* START Supplied data *

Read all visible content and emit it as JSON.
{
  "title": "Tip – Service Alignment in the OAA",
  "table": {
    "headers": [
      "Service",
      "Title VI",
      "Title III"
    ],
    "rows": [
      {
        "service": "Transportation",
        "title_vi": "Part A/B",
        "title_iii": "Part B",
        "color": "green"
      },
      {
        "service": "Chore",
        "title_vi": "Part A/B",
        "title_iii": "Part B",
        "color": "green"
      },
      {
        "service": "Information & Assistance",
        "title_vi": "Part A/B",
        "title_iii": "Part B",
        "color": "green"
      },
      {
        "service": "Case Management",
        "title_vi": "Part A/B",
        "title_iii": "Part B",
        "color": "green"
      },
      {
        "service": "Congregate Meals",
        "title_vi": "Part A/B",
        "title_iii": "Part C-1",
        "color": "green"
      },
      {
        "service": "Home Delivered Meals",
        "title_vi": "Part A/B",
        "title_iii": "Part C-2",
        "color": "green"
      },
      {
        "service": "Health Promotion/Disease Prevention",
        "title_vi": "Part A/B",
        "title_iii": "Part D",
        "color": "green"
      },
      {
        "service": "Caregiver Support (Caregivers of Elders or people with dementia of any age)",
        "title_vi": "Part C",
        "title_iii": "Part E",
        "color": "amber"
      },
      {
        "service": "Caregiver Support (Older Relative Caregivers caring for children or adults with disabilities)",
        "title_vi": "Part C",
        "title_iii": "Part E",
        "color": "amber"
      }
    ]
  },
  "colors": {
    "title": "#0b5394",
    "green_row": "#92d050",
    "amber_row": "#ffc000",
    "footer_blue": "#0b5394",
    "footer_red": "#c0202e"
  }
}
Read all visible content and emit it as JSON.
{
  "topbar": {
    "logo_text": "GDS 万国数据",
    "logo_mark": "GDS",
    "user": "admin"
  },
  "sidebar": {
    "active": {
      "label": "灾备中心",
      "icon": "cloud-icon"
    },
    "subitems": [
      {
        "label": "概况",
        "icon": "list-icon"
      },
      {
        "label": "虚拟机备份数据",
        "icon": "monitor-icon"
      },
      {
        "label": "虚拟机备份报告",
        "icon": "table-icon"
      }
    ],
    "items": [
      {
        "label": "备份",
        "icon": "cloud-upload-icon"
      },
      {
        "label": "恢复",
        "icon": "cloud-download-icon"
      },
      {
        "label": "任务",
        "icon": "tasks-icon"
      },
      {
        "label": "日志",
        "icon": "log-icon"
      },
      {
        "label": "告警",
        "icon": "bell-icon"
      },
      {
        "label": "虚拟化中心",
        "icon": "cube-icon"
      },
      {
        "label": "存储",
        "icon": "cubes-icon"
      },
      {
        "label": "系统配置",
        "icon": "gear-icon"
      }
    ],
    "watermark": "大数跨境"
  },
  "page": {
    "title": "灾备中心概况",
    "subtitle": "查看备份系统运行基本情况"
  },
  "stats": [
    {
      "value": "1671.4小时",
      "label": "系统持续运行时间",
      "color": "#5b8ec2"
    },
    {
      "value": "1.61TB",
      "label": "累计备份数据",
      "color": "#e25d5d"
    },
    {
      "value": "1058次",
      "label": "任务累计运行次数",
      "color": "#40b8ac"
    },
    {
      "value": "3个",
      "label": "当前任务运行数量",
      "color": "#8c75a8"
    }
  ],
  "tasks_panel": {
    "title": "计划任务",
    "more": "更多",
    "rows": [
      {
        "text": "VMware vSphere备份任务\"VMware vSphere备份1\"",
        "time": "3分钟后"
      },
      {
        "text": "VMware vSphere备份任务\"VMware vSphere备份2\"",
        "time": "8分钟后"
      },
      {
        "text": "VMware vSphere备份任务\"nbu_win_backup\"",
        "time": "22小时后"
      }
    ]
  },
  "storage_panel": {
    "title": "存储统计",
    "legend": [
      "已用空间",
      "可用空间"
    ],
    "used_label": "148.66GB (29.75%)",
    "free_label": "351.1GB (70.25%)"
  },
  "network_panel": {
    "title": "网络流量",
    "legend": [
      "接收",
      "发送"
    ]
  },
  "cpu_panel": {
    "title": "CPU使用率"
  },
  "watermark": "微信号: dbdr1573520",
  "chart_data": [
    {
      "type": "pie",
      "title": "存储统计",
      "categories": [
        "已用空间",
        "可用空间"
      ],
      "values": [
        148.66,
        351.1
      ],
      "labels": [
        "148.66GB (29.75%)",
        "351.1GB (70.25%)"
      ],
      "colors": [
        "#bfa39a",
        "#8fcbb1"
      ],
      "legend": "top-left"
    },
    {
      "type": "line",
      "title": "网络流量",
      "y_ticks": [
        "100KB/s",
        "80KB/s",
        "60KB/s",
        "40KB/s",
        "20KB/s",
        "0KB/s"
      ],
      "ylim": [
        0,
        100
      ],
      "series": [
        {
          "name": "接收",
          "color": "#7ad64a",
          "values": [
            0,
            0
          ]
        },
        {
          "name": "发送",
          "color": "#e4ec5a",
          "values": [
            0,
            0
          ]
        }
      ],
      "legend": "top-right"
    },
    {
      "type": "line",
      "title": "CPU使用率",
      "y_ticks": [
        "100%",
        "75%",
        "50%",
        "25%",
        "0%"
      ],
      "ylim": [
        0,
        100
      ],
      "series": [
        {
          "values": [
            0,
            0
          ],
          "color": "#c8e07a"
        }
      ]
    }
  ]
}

* END Supplied data *

Give back all the records exactly as they stand.

Read all visible content and emit it as JSON.
{
  "title": "Tip – Service Alignment in the OAA",
  "table": {
    "headers": [
      "Service",
      "Title VI",
      "Title III"
    ],
    "rows": [
      {
        "service": "Transportation",
        "title_vi": "Part A/B",
        "title_iii": "Part B",
        "color": "green"
      },
      {
        "service": "Chore",
        "title_vi": "Part A/B",
        "title_iii": "Part B",
        "color": "green"
      },
      {
        "service": "Information & Assistance",
        "title_vi": "Part A/B",
        "title_iii": "Part B",
        "color": "green"
      },
      {
        "service": "Case Management",
        "title_vi": "Part A/B",
        "title_iii": "Part B",
        "color": "green"
      },
      {
        "service": "Congregate Meals",
        "title_vi": "Part A/B",
        "title_iii": "Part C-1",
        "color": "green"
      },
      {
        "service": "Home Delivered Meals",
        "title_vi": "Part A/B",
        "title_iii": "Part C-2",
        "color": "green"
      },
      {
        "service": "Health Promotion/Disease Prevention",
        "title_vi": "Part A/B",
        "title_iii": "Part D",
        "color": "green"
      },
      {
        "service": "Caregiver Support (Caregivers of Elders or people with dementia of any age)",
        "title_vi": "Part C",
        "title_iii": "Part E",
        "color": "amber"
      },
      {
        "service": "Caregiver Support (Older Relative Caregivers caring for children or adults with disabilities)",
        "title_vi": "Part C",
        "title_iii": "Part E",
        "color": "amber"
      }
    ]
  },
  "colors": {
    "title": "#0b5394",
    "green_row": "#92d050",
    "amber_row": "#ffc000",
    "footer_blue": "#0b5394",
    "footer_red": "#c0202e"
  }
}
Read all visible content and emit it as JSON.
{
  "topbar": {
    "logo_text": "GDS 万国数据",
    "logo_mark": "GDS",
    "user": "admin"
  },
  "sidebar": {
    "active": {
      "label": "灾备中心",
      "icon": "cloud-icon"
    },
    "subitems": [
      {
        "label": "概况",
        "icon": "list-icon"
      },
      {
        "label": "虚拟机备份数据",
        "icon": "monitor-icon"
      },
      {
        "label": "虚拟机备份报告",
        "icon": "table-icon"
      }
    ],
    "items": [
      {
        "label": "备份",
        "icon": "cloud-upload-icon"
      },
      {
        "label": "恢复",
        "icon": "cloud-download-icon"
      },
      {
        "label": "任务",
        "icon": "tasks-icon"
      },
      {
        "label": "日志",
        "icon": "log-icon"
      },
      {
        "label": "告警",
        "icon": "bell-icon"
      },
      {
        "label": "虚拟化中心",
        "icon": "cube-icon"
      },
      {
        "label": "存储",
        "icon": "cubes-icon"
      },
      {
        "label": "系统配置",
        "icon": "gear-icon"
      }
    ],
    "watermark": "大数跨境"
  },
  "page": {
    "title": "灾备中心概况",
    "subtitle": "查看备份系统运行基本情况"
  },
  "stats": [
    {
      "value": "1671.4小时",
      "label": "系统持续运行时间",
      "color": "#5b8ec2"
    },
    {
      "value": "1.61TB",
      "label": "累计备份数据",
      "color": "#e25d5d"
    },
    {
      "value": "1058次",
      "label": "任务累计运行次数",
      "color": "#40b8ac"
    },
    {
      "value": "3个",
      "label": "当前任务运行数量",
      "color": "#8c75a8"
    }
  ],
  "tasks_panel": {
    "title": "计划任务",
    "more": "更多",
    "rows": [
      {
        "text": "VMware vSphere备份任务\"VMware vSphere备份1\"",
        "time": "3分钟后"
      },
      {
        "text": "VMware vSphere备份任务\"VMware vSphere备份2\"",
        "time": "8分钟后"
      },
      {
        "text": "VMware vSphere备份任务\"nbu_win_backup\"",
        "time": "22小时后"
      }
    ]
  },
  "storage_panel": {
    "title": "存储统计",
    "legend": [
      "已用空间",
      "可用空间"
    ],
    "used_label": "148.66GB (29.75%)",
    "free_label": "351.1GB (70.25%)"
  },
  "network_panel": {
    "title": "网络流量",
    "legend": [
      "接收",
      "发送"
    ]
  },
  "cpu_panel": {
    "title": "CPU使用率"
  },
  "watermark": "微信号: dbdr1573520",
  "chart_data": [
    {
      "type": "pie",
      "title": "存储统计",
      "categories": [
        "已用空间",
        "可用空间"
      ],
      "values": [
        148.66,
        351.1
      ],
      "labels": [
        "148.66GB (29.75%)",
        "351.1GB (70.25%)"
      ],
      "colors": [
        "#bfa39a",
        "#8fcbb1"
      ],
      "legend": "top-left"
    },
    {
      "type": "line",
      "title": "网络流量",
      "y_ticks": [
        "100KB/s",
        "80KB/s",
        "60KB/s",
        "40KB/s",
        "20KB/s",
        "0KB/s"
      ],
      "ylim": [
        0,
        100
      ],
      "series": [
        {
          "name": "接收",
          "color": "#7ad64a",
          "values": [
            0,
            0
          ]
        },
        {
          "name": "发送",
          "color": "#e4ec5a",
          "values": [
            0,
            0
          ]
        }
      ],
      "legend": "top-right"
    },
    {
      "type": "line",
      "title": "CPU使用率",
      "y_ticks": [
        "100%",
        "75%",
        "50%",
        "25%",
        "0%"
      ],
      "ylim": [
        0,
        100
      ],
      "series": [
        {
          "values": [
            0,
            0
          ],
          "color": "#c8e07a"
        }
      ]
    }
  ]
}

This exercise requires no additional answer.